* TASK TO COMPLETE *
Copy all lines of the listing that include the string "CTOD".
□ □ □ □ □
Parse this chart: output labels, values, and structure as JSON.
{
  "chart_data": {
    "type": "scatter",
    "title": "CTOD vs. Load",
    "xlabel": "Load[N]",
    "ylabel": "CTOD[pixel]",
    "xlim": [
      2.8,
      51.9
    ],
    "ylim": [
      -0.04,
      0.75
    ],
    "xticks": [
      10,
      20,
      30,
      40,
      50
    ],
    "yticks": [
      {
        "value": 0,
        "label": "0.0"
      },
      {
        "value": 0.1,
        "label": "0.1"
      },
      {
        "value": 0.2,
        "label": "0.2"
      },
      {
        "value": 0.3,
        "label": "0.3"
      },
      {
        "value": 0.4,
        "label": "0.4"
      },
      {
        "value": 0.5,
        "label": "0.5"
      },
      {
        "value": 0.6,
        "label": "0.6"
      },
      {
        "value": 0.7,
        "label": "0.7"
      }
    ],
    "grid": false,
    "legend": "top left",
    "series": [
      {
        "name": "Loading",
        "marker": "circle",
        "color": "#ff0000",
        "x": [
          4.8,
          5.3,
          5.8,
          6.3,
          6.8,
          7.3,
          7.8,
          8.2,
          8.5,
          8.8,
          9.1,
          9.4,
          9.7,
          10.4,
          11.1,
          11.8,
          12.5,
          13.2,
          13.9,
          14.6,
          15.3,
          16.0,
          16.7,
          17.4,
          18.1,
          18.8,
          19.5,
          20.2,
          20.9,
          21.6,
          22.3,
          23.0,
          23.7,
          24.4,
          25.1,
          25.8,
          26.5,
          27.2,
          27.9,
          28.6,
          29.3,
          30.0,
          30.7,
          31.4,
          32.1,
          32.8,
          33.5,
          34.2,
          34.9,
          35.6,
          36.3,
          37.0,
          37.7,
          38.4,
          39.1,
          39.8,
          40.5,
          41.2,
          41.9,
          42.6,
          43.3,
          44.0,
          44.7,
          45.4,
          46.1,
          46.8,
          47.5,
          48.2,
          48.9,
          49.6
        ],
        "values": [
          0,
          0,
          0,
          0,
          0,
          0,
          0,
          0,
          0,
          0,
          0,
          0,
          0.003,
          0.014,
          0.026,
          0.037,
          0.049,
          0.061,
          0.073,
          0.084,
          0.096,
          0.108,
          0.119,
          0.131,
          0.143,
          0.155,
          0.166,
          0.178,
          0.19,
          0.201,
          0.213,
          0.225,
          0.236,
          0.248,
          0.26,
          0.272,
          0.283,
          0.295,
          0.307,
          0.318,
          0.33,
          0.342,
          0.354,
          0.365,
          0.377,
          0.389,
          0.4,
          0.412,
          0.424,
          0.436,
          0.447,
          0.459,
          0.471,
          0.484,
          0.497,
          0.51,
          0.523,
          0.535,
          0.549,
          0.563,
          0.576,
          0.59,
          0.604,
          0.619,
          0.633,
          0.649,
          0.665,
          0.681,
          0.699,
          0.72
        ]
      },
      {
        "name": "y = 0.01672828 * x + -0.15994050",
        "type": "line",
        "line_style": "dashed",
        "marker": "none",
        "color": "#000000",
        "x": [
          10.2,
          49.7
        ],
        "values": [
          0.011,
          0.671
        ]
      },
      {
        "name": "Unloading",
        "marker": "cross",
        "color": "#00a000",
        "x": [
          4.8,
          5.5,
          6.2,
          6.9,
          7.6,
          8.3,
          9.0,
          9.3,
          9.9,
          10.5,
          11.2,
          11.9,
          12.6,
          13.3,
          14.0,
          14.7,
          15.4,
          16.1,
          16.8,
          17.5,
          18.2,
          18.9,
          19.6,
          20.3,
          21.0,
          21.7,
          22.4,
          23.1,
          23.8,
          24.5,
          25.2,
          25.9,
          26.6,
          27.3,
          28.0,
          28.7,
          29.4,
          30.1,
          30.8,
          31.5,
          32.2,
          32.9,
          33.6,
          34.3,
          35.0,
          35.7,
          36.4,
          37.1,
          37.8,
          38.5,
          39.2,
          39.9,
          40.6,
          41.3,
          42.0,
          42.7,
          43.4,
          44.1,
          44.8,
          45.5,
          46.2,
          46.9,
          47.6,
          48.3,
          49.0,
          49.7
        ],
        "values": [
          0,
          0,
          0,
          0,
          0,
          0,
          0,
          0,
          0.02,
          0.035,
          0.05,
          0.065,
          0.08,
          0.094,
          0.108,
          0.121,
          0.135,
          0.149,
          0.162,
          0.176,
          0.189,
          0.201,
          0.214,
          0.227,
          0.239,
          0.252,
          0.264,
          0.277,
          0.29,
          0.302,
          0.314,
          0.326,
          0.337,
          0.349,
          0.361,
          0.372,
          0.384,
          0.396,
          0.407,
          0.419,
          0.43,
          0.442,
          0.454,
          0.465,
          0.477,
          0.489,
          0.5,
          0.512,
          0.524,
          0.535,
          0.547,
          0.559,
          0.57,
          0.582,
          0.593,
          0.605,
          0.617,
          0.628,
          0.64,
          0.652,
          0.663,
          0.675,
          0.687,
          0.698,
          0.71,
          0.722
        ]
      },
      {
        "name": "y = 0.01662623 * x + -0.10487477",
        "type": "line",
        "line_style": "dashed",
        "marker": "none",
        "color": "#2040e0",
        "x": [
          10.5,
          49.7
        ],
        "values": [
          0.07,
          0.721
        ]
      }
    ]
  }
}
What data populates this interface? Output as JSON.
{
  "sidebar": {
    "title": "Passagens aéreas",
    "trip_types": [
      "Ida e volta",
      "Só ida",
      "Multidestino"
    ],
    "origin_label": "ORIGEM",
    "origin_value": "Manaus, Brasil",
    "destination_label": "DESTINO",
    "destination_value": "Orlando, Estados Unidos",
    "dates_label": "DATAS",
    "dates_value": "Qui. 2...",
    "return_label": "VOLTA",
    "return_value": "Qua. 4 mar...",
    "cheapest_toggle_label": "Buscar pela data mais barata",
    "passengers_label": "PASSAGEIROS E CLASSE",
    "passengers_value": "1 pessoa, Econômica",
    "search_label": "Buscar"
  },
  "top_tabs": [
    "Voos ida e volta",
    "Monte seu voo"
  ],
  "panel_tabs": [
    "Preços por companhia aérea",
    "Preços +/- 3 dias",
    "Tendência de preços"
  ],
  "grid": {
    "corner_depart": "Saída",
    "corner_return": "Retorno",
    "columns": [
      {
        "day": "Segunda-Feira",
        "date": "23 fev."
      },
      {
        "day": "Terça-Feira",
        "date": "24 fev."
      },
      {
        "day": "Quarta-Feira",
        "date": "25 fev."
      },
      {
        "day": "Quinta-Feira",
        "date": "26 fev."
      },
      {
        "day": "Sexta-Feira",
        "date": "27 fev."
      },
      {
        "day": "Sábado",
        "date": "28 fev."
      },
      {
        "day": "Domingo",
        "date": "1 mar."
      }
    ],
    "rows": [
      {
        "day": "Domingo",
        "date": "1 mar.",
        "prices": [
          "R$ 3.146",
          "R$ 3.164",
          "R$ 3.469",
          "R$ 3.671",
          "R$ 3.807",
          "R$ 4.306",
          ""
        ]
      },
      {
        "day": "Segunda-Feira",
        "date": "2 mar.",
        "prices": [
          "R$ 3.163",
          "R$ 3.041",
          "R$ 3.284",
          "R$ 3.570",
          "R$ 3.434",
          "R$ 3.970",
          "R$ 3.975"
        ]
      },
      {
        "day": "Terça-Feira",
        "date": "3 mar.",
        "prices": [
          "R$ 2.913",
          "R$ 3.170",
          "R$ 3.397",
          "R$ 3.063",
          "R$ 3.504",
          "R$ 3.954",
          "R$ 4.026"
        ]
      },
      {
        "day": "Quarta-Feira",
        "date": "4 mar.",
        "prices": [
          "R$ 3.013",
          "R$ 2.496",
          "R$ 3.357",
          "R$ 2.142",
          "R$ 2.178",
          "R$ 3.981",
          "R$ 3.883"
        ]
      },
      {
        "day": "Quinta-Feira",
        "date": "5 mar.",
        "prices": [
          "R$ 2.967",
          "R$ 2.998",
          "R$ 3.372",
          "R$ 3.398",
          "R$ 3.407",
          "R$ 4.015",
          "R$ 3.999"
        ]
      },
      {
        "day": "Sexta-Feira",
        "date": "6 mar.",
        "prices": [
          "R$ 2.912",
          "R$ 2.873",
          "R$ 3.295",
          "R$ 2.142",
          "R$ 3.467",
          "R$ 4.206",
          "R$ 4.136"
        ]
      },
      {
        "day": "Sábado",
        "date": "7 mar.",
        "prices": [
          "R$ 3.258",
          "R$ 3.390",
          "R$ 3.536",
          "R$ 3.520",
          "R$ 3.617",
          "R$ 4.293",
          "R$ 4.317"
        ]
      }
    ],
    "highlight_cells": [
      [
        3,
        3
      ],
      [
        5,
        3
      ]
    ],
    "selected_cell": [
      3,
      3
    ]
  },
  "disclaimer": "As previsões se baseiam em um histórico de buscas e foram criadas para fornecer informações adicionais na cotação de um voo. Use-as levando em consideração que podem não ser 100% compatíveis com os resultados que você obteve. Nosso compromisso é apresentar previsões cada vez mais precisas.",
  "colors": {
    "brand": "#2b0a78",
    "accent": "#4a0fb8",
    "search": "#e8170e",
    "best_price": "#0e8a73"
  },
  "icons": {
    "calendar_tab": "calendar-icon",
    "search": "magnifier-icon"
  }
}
□ □ □ □ □
* ANSWER TO THIS PROBLEM *
    "title": "CTOD vs. Load",
    "ylabel": "CTOD[pixel]",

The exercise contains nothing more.